Data entries:
########

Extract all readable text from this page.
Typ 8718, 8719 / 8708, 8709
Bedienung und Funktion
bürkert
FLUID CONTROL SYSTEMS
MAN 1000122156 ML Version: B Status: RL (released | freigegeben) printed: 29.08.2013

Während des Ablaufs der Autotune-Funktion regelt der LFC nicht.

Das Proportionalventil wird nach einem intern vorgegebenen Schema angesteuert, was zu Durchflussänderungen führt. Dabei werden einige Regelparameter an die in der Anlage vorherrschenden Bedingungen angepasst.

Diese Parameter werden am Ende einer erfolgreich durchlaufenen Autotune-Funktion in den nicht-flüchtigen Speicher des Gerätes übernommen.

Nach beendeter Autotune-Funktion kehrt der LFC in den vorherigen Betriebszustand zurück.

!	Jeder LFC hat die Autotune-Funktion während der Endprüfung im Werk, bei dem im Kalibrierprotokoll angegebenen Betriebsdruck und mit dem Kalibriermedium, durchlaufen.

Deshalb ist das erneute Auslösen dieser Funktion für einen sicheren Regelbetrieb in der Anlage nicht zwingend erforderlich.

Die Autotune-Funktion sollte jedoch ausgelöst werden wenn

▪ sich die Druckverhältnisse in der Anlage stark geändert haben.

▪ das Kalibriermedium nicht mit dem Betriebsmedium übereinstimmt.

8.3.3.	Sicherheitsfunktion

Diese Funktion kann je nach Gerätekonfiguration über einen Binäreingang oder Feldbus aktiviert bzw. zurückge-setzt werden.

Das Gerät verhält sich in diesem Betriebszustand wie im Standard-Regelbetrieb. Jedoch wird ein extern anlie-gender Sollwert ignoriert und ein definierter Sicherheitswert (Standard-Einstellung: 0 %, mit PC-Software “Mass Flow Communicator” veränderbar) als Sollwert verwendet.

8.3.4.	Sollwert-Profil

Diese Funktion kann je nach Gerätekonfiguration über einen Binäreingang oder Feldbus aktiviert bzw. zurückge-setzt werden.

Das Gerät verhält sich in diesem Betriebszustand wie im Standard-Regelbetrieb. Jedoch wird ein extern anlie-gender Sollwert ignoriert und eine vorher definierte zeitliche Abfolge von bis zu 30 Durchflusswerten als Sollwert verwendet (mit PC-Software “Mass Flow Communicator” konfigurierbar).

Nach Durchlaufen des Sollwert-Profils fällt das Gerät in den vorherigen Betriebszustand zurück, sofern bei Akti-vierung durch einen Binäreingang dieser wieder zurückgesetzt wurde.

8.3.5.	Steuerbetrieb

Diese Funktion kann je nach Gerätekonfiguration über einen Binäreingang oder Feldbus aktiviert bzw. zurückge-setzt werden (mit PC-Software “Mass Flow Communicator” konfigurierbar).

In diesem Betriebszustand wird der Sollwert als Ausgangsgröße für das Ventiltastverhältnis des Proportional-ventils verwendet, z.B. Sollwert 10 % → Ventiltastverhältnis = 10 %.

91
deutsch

########

**WHAT YOU HAVE TO DO**
Type out the full listing again, exactly as given.

**REPLY**
Extract all readable text from this page.
Typ 8718, 8719 / 8708, 8709
Bedienung und Funktion
bürkert
FLUID CONTROL SYSTEMS
MAN 1000122156 ML Version: B Status: RL (released | freigegeben) printed: 29.08.2013

Während des Ablaufs der Autotune-Funktion regelt der LFC nicht.

Das Proportionalventil wird nach einem intern vorgegebenen Schema angesteuert, was zu Durchflussänderungen führt. Dabei werden einige Regelparameter an die in der Anlage vorherrschenden Bedingungen angepasst.

Diese Parameter werden am Ende einer erfolgreich durchlaufenen Autotune-Funktion in den nicht-flüchtigen Speicher des Gerätes übernommen.

Nach beendeter Autotune-Funktion kehrt der LFC in den vorherigen Betriebszustand zurück.

!	Jeder LFC hat die Autotune-Funktion während der Endprüfung im Werk, bei dem im Kalibrierprotokoll angegebenen Betriebsdruck und mit dem Kalibriermedium, durchlaufen.

Deshalb ist das erneute Auslösen dieser Funktion für einen sicheren Regelbetrieb in der Anlage nicht zwingend erforderlich.

Die Autotune-Funktion sollte jedoch ausgelöst werden wenn

▪ sich die Druckverhältnisse in der Anlage stark geändert haben.

▪ das Kalibriermedium nicht mit dem Betriebsmedium übereinstimmt.

8.3.3.	Sicherheitsfunktion

Diese Funktion kann je nach Gerätekonfiguration über einen Binäreingang oder Feldbus aktiviert bzw. zurückge-setzt werden.

Das Gerät verhält sich in diesem Betriebszustand wie im Standard-Regelbetrieb. Jedoch wird ein extern anlie-gender Sollwert ignoriert und ein definierter Sicherheitswert (Standard-Einstellung: 0 %, mit PC-Software “Mass Flow Communicator” veränderbar) als Sollwert verwendet.

8.3.4.	Sollwert-Profil

Diese Funktion kann je nach Gerätekonfiguration über einen Binäreingang oder Feldbus aktiviert bzw. zurückge-setzt werden.

Das Gerät verhält sich in diesem Betriebszustand wie im Standard-Regelbetrieb. Jedoch wird ein extern anlie-gender Sollwert ignoriert und eine vorher definierte zeitliche Abfolge von bis zu 30 Durchflusswerten als Sollwert verwendet (mit PC-Software “Mass Flow Communicator” konfigurierbar).

Nach Durchlaufen des Sollwert-Profils fällt das Gerät in den vorherigen Betriebszustand zurück, sofern bei Akti-vierung durch einen Binäreingang dieser wieder zurückgesetzt wurde.

8.3.5.	Steuerbetrieb

Diese Funktion kann je nach Gerätekonfiguration über einen Binäreingang oder Feldbus aktiviert bzw. zurückge-setzt werden (mit PC-Software “Mass Flow Communicator” konfigurierbar).

In diesem Betriebszustand wird der Sollwert als Ausgangsgröße für das Ventiltastverhältnis des Proportional-ventils verwendet, z.B. Sollwert 10 % → Ventiltastverhältnis = 10 %.

91
deutsch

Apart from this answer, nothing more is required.